→ **BRIEF**: Write out the full listing exactly as given, minus the images.

→ **RECORDS TO USE**:
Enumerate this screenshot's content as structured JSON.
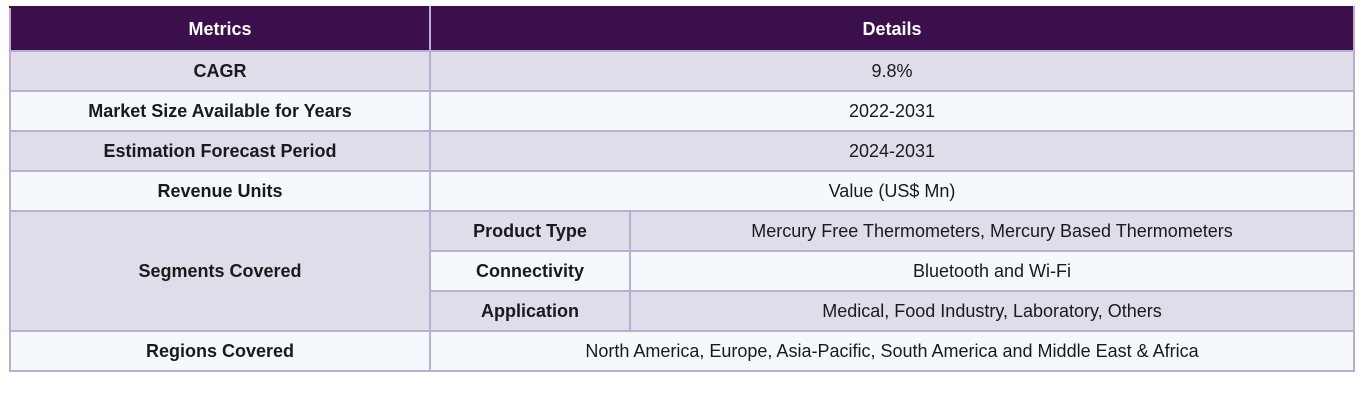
{
  "header": {
    "metrics": "Metrics",
    "details": "Details"
  },
  "rows": {
    "cagr": {
      "label": "CAGR",
      "value": "9.8%"
    },
    "market_size": {
      "label": "Market Size Available for Years",
      "value": "2022-2031"
    },
    "forecast": {
      "label": "Estimation Forecast Period",
      "value": "2024-2031"
    },
    "revenue_units": {
      "label": "Revenue Units",
      "value": "Value (US$ Mn)"
    },
    "segments": {
      "label": "Segments Covered",
      "items": [
        {
          "name": "Product Type",
          "value": "Mercury Free Thermometers, Mercury Based Thermometers"
        },
        {
          "name": "Connectivity",
          "value": "Bluetooth and Wi-Fi"
        },
        {
          "name": "Application",
          "value": "Medical, Food Industry, Laboratory, Others"
        }
      ]
    },
    "regions": {
      "label": "Regions Covered",
      "value": "North America, Europe, Asia-Pacific, South America and Middle East & Africa"
    }
  },
  "colors": {
    "header_bg": "#3a0f4b",
    "shaded_row": "#e0dcea",
    "light_row": "#f5f9fc",
    "border": "#b7aed3"
  }
}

→ **SOLUTION TO THIS TASK**:
Enumerate this screenshot's content as structured JSON.
{
  "header": {
    "metrics": "Metrics",
    "details": "Details"
  },
  "rows": {
    "cagr": {
      "label": "CAGR",
      "value": "9.8%"
    },
    "market_size": {
      "label": "Market Size Available for Years",
      "value": "2022-2031"
    },
    "forecast": {
      "label": "Estimation Forecast Period",
      "value": "2024-2031"
    },
    "revenue_units": {
      "label": "Revenue Units",
      "value": "Value (US$ Mn)"
    },
    "segments": {
      "label": "Segments Covered",
      "items": [
        {
          "name": "Product Type",
          "value": "Mercury Free Thermometers, Mercury Based Thermometers"
        },
        {
          "name": "Connectivity",
          "value": "Bluetooth and Wi-Fi"
        },
        {
          "name": "Application",
          "value": "Medical, Food Industry, Laboratory, Others"
        }
      ]
    },
    "regions": {
      "label": "Regions Covered",
      "value": "North America, Europe, Asia-Pacific, South America and Middle East & Africa"
    }
  },
  "colors": {
    "header_bg": "#3a0f4b",
    "shaded_row": "#e0dcea",
    "light_row": "#f5f9fc",
    "border": "#b7aed3"
  }
}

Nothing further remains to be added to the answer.